FRAGMENTO PROPUESTO:
+ + + + +

En diciembre del año pasado, el mismo gobierno que hoy investiga a Araya en régimen de detenido, no dudó en presentar una querella criminal contra dos manifestantes acusados de lanzar al río, en pleno estallido social y desde el puente Pío Nono, una motocicleta de Carabineros. Era el mismo río. Exactamente el mismo puente. Pero era una motocicleta y no un niño de 16 años. Cuesta entender esa doble moral, descifrar ese doble rasero. Cuesta aceptar que pueda existir un sistema en el que valga menos la vida de una persona que un amasijo de hierros.

Así comenzó octubre, este octubre, en aquel lado del océano. Como si fuera todavía octubre del año pasado, como si no hubiera cambiado nada, como si no hubiera pasado el tiempo. Siempre he tenido la impresión de que en Chile no han sabido hacerse bien las cuentas de la historia. Y por eso el resultado nunca cuadra. No puede dar exacto. Siempre hay algún número colgando, alguna cifra en la operación que arrastras, que te llevas y que al final acaba volviendo. Por eso hoy se ha vuelto a luchar por lo mismo por lo que se luchaba antes. Las mismas libertades y los mismos derechos. Y por eso esta violencia, esta brutalidad policial, estatal, sistemática y sistémica, recuerda tanto a la de aquellos años de dictadura. Porque el pasado, en un país que no ha encontrado aún reparación ni justicia, es como un boomerang; siempre vuelve.

+ + + + +

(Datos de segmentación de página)
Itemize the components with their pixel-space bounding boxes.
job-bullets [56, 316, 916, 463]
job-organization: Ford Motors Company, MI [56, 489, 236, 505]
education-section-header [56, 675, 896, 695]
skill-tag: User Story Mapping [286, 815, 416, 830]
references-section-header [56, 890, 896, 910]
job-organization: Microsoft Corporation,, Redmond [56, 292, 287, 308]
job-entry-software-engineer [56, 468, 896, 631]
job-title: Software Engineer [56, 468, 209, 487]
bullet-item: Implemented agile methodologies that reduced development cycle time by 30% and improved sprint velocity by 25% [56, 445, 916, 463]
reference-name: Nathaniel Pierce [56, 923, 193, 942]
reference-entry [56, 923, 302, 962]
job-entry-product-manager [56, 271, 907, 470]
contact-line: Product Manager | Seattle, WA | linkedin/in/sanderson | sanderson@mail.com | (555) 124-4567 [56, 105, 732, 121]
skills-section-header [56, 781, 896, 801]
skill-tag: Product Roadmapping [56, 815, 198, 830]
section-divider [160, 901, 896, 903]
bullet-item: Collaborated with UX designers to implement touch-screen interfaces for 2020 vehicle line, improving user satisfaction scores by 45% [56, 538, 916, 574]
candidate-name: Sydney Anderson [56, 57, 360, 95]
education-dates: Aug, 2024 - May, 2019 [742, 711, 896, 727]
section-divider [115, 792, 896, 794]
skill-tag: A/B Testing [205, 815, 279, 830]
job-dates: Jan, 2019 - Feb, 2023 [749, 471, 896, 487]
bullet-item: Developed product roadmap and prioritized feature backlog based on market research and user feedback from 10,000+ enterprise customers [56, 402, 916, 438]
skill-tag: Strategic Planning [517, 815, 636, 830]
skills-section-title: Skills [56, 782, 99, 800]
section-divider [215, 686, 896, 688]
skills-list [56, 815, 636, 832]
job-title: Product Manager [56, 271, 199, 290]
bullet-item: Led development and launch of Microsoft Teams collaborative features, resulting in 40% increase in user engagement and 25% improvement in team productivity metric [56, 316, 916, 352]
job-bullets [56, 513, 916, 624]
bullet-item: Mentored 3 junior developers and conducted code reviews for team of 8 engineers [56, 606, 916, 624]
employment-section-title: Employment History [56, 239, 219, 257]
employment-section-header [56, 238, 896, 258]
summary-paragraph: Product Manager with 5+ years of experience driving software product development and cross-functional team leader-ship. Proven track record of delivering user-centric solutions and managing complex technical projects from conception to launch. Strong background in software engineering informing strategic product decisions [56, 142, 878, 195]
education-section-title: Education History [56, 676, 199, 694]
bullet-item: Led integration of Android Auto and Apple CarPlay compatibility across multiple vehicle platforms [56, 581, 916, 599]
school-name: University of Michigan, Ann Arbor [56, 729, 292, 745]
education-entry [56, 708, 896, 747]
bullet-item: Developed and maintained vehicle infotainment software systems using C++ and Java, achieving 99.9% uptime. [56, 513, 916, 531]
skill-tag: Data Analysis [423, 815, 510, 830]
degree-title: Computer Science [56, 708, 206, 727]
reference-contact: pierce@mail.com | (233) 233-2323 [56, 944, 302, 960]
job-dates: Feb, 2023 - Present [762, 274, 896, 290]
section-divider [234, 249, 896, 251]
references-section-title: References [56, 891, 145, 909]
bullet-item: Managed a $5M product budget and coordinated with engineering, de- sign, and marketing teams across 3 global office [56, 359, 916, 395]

+ + + + +

PREGUNTAS SOBRE EL TEXTO:
1. En el fragmento sobre Chile, ¿qué adjetivos acompañan a "esta brutalidad"? Enuméralos todos.
2. Prosigue el fragmento sobre la violencia policial en Chile a partir de su última frase.
Las líneas no tienen ningún papel en esto.

RESPUESTAS:
1. policial, estatal, sistemática, sistémica

2.
Y es precisamente también por eso que resulta imposible interpretar o tratar de entender este nuevo estallido social, este nuevo octubre chileno, desligándolo de ese otro octubre de hace 12 meses. Porque hay sangre en el río y las heridas siguen abiertas. Porque según los datos del Ministerio de Salud de Chile, más de 13.000 personas resultaron heridas el año pasado durante los dos primeros meses de protestas. Porque se registraron en la Fiscalía más de 2.500 denuncias por violaciones de los derechos humanos, de las cuales al menos 1.500 guardaban relación con algún tipo de tortura o trato degradante, y más de un centenar denunciaban algún delito de carácter sexual protagonizado por funcionarios públicos. Porque murieron al menos 31 personas. Porque según el Instituto Nacional de Derechos Humanos (INDH) se empleó en Chile durante dicho período contra los manifestantes “armamento de uso militar y munición real potencialmente letal de manera injustificada, generalizada e indiscriminada, apuntando en ocasiones a la cabeza”. Porque se registraron más de 350 casos de traumas y lesiones oculares como consecuencia de esos disparos. Porque de acuerdo a la información recogida en el último informe de Amnistía Internacional para América Latina y el Caribe, durante los meses que duró el estallido social se atropelló a manifestantes, se empleó la violencia contra personas ya detenidas, se hizo un uso excesivo de los gases lacrimógenos, se suspendieron derechos y libertades básicas con la declaración del Estado de Emergencia y quedó probado el ejercicio, por parte de las fuerzas del orden, de actos de “represión policial, tortura y detenciones masivas”.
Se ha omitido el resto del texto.